Collect all lines from the records below that include the word "рисунке".

>>>>>

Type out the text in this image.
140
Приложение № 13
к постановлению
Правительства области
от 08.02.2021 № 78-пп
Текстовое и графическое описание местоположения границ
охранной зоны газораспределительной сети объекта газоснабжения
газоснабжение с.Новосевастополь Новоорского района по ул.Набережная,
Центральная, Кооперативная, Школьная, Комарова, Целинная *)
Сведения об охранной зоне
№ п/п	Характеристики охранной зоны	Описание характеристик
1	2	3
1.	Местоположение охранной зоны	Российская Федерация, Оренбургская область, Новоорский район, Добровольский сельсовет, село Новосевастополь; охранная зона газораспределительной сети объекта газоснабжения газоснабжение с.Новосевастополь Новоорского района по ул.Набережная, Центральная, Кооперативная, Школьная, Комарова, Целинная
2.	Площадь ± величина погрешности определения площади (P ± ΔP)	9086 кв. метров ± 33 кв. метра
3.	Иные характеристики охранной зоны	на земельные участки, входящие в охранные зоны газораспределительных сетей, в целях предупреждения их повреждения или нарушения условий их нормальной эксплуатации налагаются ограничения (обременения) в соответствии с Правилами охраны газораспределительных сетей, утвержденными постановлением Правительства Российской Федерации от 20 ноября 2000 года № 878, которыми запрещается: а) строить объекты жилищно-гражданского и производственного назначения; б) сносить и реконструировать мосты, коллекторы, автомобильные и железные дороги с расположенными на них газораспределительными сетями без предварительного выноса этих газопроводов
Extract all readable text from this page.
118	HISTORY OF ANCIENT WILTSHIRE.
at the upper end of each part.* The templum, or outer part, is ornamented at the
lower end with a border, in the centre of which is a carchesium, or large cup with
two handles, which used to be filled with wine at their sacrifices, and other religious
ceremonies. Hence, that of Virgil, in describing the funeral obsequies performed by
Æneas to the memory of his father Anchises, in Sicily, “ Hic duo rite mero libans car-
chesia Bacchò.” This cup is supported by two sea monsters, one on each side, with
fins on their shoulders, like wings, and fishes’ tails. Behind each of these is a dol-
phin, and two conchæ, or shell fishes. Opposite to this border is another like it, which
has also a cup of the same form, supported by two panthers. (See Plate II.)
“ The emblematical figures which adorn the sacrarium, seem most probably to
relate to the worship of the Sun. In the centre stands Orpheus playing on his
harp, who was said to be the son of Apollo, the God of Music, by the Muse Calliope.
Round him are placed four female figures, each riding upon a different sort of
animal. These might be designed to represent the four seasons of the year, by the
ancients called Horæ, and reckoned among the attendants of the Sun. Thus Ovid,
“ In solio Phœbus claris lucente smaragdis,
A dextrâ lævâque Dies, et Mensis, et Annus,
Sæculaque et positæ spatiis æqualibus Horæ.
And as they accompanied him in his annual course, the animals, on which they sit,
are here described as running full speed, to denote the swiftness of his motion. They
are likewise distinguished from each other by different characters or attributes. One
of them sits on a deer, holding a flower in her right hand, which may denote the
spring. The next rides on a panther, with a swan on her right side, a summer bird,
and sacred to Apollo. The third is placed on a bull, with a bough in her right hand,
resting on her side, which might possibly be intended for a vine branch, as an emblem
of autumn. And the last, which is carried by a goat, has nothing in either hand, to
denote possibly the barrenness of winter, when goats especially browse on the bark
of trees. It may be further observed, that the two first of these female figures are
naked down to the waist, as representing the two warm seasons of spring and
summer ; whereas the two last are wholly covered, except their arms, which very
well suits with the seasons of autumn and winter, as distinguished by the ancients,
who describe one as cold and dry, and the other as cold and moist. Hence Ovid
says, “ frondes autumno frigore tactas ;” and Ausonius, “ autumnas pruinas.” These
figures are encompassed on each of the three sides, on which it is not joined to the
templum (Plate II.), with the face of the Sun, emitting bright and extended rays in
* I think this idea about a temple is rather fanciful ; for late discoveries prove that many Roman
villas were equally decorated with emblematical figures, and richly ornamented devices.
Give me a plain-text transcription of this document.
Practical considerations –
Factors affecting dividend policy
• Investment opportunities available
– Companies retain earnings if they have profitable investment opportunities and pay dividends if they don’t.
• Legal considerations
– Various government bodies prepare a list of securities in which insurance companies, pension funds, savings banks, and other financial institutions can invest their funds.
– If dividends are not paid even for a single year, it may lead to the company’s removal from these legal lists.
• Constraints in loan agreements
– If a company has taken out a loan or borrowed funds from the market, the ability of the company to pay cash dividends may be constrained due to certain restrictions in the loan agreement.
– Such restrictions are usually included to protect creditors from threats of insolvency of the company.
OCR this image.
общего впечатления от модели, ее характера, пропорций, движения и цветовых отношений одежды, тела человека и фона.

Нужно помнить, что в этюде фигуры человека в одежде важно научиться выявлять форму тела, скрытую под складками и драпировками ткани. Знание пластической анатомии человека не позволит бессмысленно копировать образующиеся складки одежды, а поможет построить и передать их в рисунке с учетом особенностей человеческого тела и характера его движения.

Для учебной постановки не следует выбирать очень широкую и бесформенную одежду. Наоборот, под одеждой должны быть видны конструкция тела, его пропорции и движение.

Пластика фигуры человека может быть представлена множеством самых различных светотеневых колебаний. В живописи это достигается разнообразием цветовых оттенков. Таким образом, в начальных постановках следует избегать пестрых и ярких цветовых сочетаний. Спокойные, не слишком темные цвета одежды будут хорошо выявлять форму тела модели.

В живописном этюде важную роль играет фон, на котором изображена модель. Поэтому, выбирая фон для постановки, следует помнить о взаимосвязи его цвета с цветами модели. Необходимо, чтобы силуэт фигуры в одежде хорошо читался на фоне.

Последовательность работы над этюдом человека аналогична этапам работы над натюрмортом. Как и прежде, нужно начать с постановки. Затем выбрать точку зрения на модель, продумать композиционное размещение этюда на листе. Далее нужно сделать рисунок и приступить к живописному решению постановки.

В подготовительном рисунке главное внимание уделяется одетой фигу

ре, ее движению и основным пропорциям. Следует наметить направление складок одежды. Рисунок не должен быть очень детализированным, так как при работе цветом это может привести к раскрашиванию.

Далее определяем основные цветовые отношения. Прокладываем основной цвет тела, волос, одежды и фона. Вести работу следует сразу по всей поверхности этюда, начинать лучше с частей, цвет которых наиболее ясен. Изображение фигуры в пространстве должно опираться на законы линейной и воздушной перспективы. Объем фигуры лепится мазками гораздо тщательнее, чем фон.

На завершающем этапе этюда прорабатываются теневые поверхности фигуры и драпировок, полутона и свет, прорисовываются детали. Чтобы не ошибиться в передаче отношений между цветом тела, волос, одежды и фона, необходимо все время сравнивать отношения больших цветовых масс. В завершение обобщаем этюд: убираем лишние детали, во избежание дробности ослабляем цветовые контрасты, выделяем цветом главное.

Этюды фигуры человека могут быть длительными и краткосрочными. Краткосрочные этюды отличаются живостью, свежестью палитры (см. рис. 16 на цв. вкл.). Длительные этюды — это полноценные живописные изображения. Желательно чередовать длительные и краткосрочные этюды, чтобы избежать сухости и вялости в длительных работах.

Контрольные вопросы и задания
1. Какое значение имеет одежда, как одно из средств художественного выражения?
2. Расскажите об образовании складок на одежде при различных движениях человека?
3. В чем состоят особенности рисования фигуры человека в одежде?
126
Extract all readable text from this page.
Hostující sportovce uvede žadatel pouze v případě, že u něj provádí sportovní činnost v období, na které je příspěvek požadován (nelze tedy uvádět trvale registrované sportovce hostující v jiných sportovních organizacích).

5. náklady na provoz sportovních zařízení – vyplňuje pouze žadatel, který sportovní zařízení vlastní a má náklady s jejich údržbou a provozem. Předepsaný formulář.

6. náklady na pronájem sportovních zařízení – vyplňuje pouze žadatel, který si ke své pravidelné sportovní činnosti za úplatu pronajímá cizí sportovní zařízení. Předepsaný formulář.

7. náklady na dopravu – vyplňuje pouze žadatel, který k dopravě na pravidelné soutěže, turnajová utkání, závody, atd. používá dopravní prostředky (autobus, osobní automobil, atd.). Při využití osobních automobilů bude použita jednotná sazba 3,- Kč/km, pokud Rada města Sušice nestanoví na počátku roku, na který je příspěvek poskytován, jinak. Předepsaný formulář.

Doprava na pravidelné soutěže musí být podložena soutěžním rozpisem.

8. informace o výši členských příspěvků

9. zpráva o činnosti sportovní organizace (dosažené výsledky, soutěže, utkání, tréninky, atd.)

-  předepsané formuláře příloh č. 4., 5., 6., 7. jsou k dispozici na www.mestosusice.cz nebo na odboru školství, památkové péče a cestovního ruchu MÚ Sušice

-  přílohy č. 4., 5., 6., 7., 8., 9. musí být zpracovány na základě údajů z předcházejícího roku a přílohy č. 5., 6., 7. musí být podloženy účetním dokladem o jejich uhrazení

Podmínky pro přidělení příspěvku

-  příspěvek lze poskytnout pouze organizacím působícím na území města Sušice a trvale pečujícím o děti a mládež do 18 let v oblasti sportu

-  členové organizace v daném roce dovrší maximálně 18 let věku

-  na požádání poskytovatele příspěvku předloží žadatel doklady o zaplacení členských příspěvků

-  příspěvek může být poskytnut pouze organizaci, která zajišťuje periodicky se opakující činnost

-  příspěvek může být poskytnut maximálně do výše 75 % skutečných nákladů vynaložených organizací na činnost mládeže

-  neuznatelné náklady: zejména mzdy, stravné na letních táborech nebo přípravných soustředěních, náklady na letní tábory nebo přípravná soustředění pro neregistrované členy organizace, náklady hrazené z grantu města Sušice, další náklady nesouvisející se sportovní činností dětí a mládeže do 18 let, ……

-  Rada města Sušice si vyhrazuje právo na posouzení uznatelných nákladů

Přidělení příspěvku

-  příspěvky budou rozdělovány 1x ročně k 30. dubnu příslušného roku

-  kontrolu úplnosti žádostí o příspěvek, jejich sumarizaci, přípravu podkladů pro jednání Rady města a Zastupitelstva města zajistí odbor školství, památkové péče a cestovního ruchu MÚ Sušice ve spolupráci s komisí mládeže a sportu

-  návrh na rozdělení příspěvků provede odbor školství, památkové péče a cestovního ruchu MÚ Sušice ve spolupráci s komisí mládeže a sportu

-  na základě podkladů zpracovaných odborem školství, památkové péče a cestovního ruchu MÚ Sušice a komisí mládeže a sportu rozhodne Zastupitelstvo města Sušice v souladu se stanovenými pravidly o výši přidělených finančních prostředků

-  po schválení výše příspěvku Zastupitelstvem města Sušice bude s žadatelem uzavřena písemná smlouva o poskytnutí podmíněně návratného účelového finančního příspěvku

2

<<<<<

WORKED SOLUTION -
Нужно помнить, что в этюде фигуры человека в одежде важно научиться выявлять форму тела, скрытую под складками и драпировками ткани. Знание пластической анатомии человека не позволит бессмысленно копировать образующиеся складки одежды, а поможет построить и передать их в рисунке с учетом особенностей человеческого тела и характера его движения.
В подготовительном рисунке главное внимание уделяется одетой фигу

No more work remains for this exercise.